#### [What is needed]
Return the items unchanged, starting with the line that contains "- tree-item[interactable]: Внешние" and ending with the line that contains "- cross-icon[interactable]: [153, 157, 170, 173]", including both of those lines.

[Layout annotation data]

## begin

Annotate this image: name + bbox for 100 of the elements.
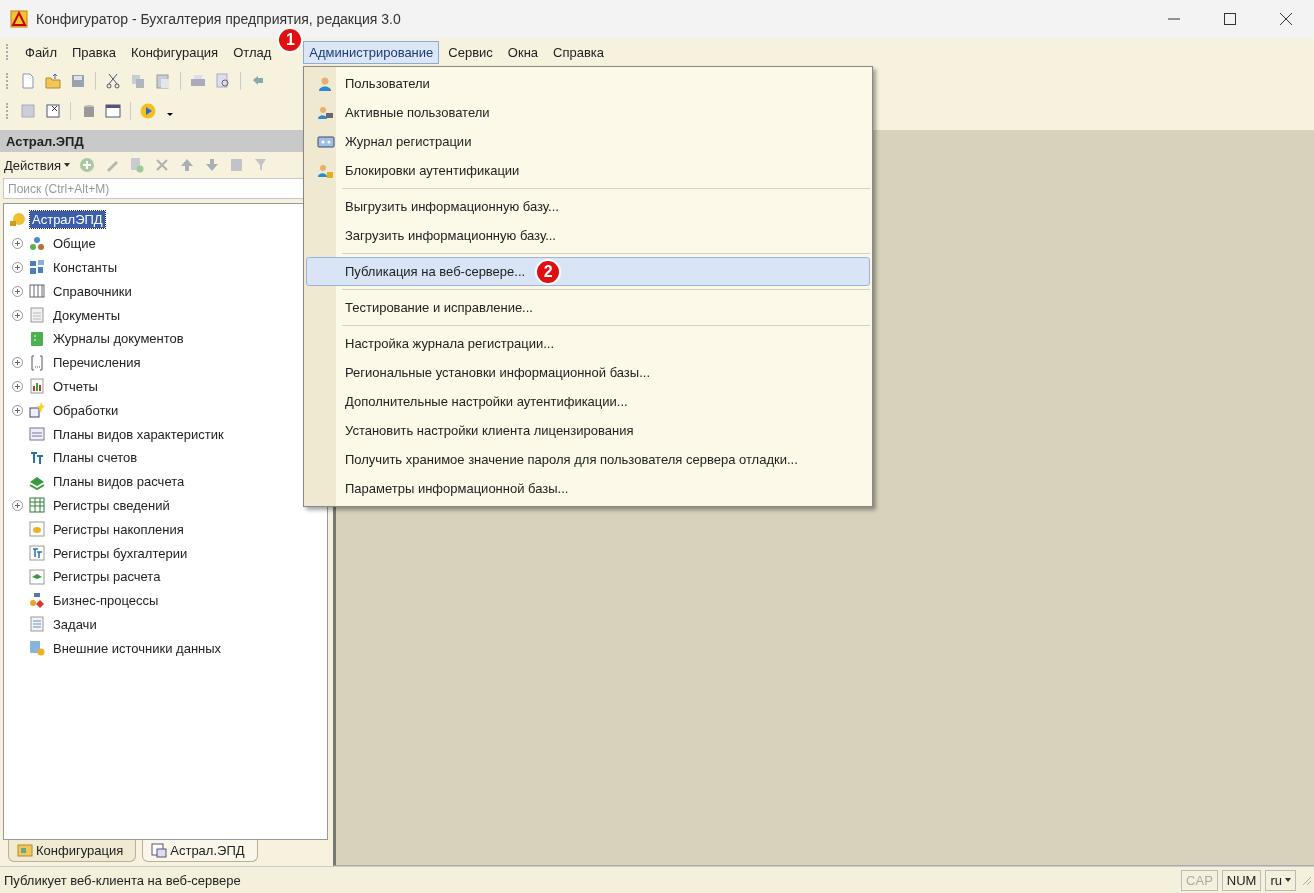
- tree-item[interactable]: Внешние источники данных: [51, 639, 224, 657]
- checklist-page-icon: [29, 616, 45, 633]
- folder-icon[interactable]: [45, 73, 61, 89]
- play-icon[interactable]: [140, 103, 156, 119]
- expand-plus-icon[interactable]: [12, 309, 23, 321]
- expand-plus-icon[interactable]: [12, 404, 23, 416]
- resize-grip-icon: [1300, 874, 1312, 886]
- menu-item[interactable]: Журнал регистрации: [306, 127, 870, 156]
- menu-item[interactable]: Правка: [65, 40, 122, 64]
- grip-handle: [6, 44, 11, 60]
- caret-icon: [1285, 878, 1291, 882]
- document-plus-icon[interactable]: [128, 157, 145, 173]
- window-list-icon: [151, 842, 168, 858]
- copy-icon[interactable]: [130, 73, 146, 89]
- tree-item[interactable]: Регистры накопления: [51, 520, 186, 538]
- expand-plus-icon[interactable]: [12, 262, 23, 273]
- document-icon[interactable]: [20, 73, 36, 89]
- floppy-icon[interactable]: [70, 73, 86, 89]
- expand-plus-icon[interactable]: [12, 380, 23, 392]
- window-icon[interactable]: [105, 103, 121, 119]
- actions-button[interactable]: Действия: [4, 157, 70, 173]
- menu-item[interactable]: Параметры информационной базы...: [306, 474, 870, 503]
- add-circle-icon[interactable]: [78, 157, 95, 173]
- menu-item[interactable]: Пользователи: [306, 69, 870, 98]
- menu-item[interactable]: Установить настройки клиента лицензирования: [306, 416, 870, 445]
- key-indicator: NUM: [1221, 869, 1262, 891]
- circles-icon: [29, 235, 45, 252]
- menu-item[interactable]: Тестирование и исправление...: [306, 293, 870, 322]
- menu-item[interactable]: Настройка журнала регистрации...: [306, 329, 870, 358]
- menu-item[interactable]: Активные пользователи: [306, 98, 870, 127]
- menu-item[interactable]: Окна: [501, 40, 545, 64]
- tree-item[interactable]: Журналы документов: [51, 330, 186, 348]
- expand-plus-icon[interactable]: [12, 499, 23, 511]
- clipboard-icon[interactable]: [155, 73, 171, 89]
- up-arrow-icon[interactable]: [178, 157, 195, 173]
- tree-item[interactable]: Справочники: [51, 282, 134, 300]
- panel-title: Астрал.ЭПД: [6, 133, 84, 149]
- window-title: Конфигуратор - Бухгалтерия предприятия, редакция 3.0: [36, 11, 402, 27]
- cross-icon[interactable]: [153, 157, 170, 173]
- tree-item[interactable]: Регистры бухгалтерии: [51, 544, 190, 562]
- menu-item[interactable]: Получить хранимое значение пароля для пользователя сервера отладки...: [306, 445, 870, 474]
- expand-plus-icon[interactable]: [12, 285, 23, 297]
- menu-item[interactable]: Дополнительные настройки аутентификации...: [306, 387, 870, 416]
- tape-icon: [317, 133, 335, 150]
- printer-icon[interactable]: [190, 73, 206, 89]
- tree-item[interactable]: Отчеты: [51, 377, 100, 395]
- menu-item[interactable]: Публикация на веб-сервере... 2: [306, 257, 870, 286]
- user-lock-icon: [317, 162, 335, 179]
- app-logo-icon: [10, 10, 28, 28]
- scissors-icon[interactable]: [105, 73, 121, 89]
- menu-item[interactable]: Конфигурация: [124, 40, 225, 64]
- tree-item[interactable]: Перечисления: [51, 354, 143, 372]
- tree-item[interactable]: Регистры расчета: [51, 568, 163, 586]
- key-indicator: CAP: [1181, 869, 1218, 891]
- document-star-icon: [29, 402, 45, 419]
- caret-icon: [63, 163, 70, 167]
- grid-window-icon: [29, 426, 45, 443]
- maximize-icon[interactable]: [1224, 13, 1236, 25]
- coins-icon: [29, 521, 45, 538]
- bottom-tab[interactable]: Конфигурация: [8, 840, 137, 862]
- down-arrow-icon[interactable]: [203, 157, 220, 173]
- journal-book-icon: [29, 330, 45, 347]
- close-icon[interactable]: [1280, 13, 1292, 25]
- menu-item[interactable]: Отлад: [227, 40, 278, 64]
- flowchart-icon: [29, 592, 45, 609]
- window-cross-icon[interactable]: [45, 103, 61, 119]
- menu-item[interactable]: Загрузить информационную базу...: [306, 221, 870, 250]
- folder-tree-icon: [17, 842, 33, 858]
- expand-plus-icon[interactable]: [12, 357, 23, 369]
- tree-item[interactable]: Планы видов характеристик: [51, 425, 226, 443]
- database-coins-icon: [29, 640, 45, 657]
- tree-item[interactable]: Общие: [51, 235, 98, 253]
- bar-chart-icon: [29, 378, 45, 395]
- tree-item[interactable]: Планы видов расчета: [51, 473, 187, 491]
- menu-item[interactable]: Администрирование: [303, 40, 440, 64]
- bottom-tab[interactable]: Астрал.ЭПД: [142, 840, 258, 862]
- tree-item[interactable]: Бизнес-процессы: [51, 592, 161, 610]
- tree-item[interactable]: Константы: [51, 259, 119, 276]
- expand-plus-icon[interactable]: [12, 238, 23, 250]
- status-text: Публикует веб-клиента на веб-сервере: [4, 872, 242, 888]
- menu-item[interactable]: Справка: [547, 40, 611, 64]
- menu-item[interactable]: Сервис: [442, 40, 499, 64]
- menu-item[interactable]: Файл: [19, 40, 63, 64]
- grip-handle: [6, 103, 11, 119]
- step-badge: 2: [535, 258, 562, 285]
- tree-item[interactable]: Документы: [51, 306, 122, 324]
- tree-item[interactable]: Обработки: [51, 401, 121, 419]
- diamond-page-icon: [29, 568, 45, 585]
- tree-item[interactable]: АстралЭПД: [30, 211, 105, 229]
- blocks-icon: [29, 259, 45, 276]
- table-icon: [29, 497, 45, 514]
- language-dropdown[interactable]: ru: [1265, 869, 1296, 891]
- menu-item[interactable]: Региональные установки информационной базы...: [306, 358, 870, 387]
- tree-item[interactable]: Задачи: [51, 615, 99, 633]
- grip-handle: [6, 73, 11, 89]
- document-magnifier-icon[interactable]: [215, 73, 231, 89]
- tree-item[interactable]: Планы счетов: [51, 449, 140, 467]
- step-badge: 1: [277, 27, 304, 53]
- columns-icon: [29, 283, 45, 300]
- tree-item[interactable]: Регистры сведений: [51, 496, 172, 514]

## end

#### [Exercise response]
- tree-item[interactable]: Внешние источники данных: [51, 639, 224, 657]
- checklist-page-icon: [29, 616, 45, 633]
- folder-icon[interactable]: [45, 73, 61, 89]
- play-icon[interactable]: [140, 103, 156, 119]
- expand-plus-icon[interactable]: [12, 309, 23, 321]
- expand-plus-icon[interactable]: [12, 404, 23, 416]
- resize-grip-icon: [1300, 874, 1312, 886]
- menu-item[interactable]: Журнал регистрации: [306, 127, 870, 156]
- menu-item[interactable]: Правка: [65, 40, 122, 64]
- grip-handle: [6, 44, 11, 60]
- caret-icon: [1285, 878, 1291, 882]
- document-plus-icon[interactable]: [128, 157, 145, 173]
- window-list-icon: [151, 842, 168, 858]
- copy-icon[interactable]: [130, 73, 146, 89]
- tree-item[interactable]: Регистры накопления: [51, 520, 186, 538]
- expand-plus-icon[interactable]: [12, 262, 23, 273]
- document-icon[interactable]: [20, 73, 36, 89]
- floppy-icon[interactable]: [70, 73, 86, 89]
- expand-plus-icon[interactable]: [12, 380, 23, 392]
- window-icon[interactable]: [105, 103, 121, 119]
- actions-button[interactable]: Действия: [4, 157, 70, 173]
- menu-item[interactable]: Параметры информационной базы...: [306, 474, 870, 503]
- add-circle-icon[interactable]: [78, 157, 95, 173]
- menu-item[interactable]: Пользователи: [306, 69, 870, 98]
- menu-item[interactable]: Установить настройки клиента лицензирования: [306, 416, 870, 445]
- key-indicator: NUM: [1221, 869, 1262, 891]
- circles-icon: [29, 235, 45, 252]
- menu-item[interactable]: Тестирование и исправление...: [306, 293, 870, 322]
- menu-item[interactable]: Настройка журнала регистрации...: [306, 329, 870, 358]
- menu-item[interactable]: Активные пользователи: [306, 98, 870, 127]
- menu-item[interactable]: Окна: [501, 40, 545, 64]
- tree-item[interactable]: Журналы документов: [51, 330, 186, 348]
- expand-plus-icon[interactable]: [12, 499, 23, 511]
- clipboard-icon[interactable]: [155, 73, 171, 89]
- up-arrow-icon[interactable]: [178, 157, 195, 173]
- tree-item[interactable]: Справочники: [51, 282, 134, 300]
- panel-title: Астрал.ЭПД: [6, 133, 84, 149]
- window-title: Конфигуратор - Бухгалтерия предприятия, редакция 3.0: [36, 11, 402, 27]
- cross-icon[interactable]: [153, 157, 170, 173]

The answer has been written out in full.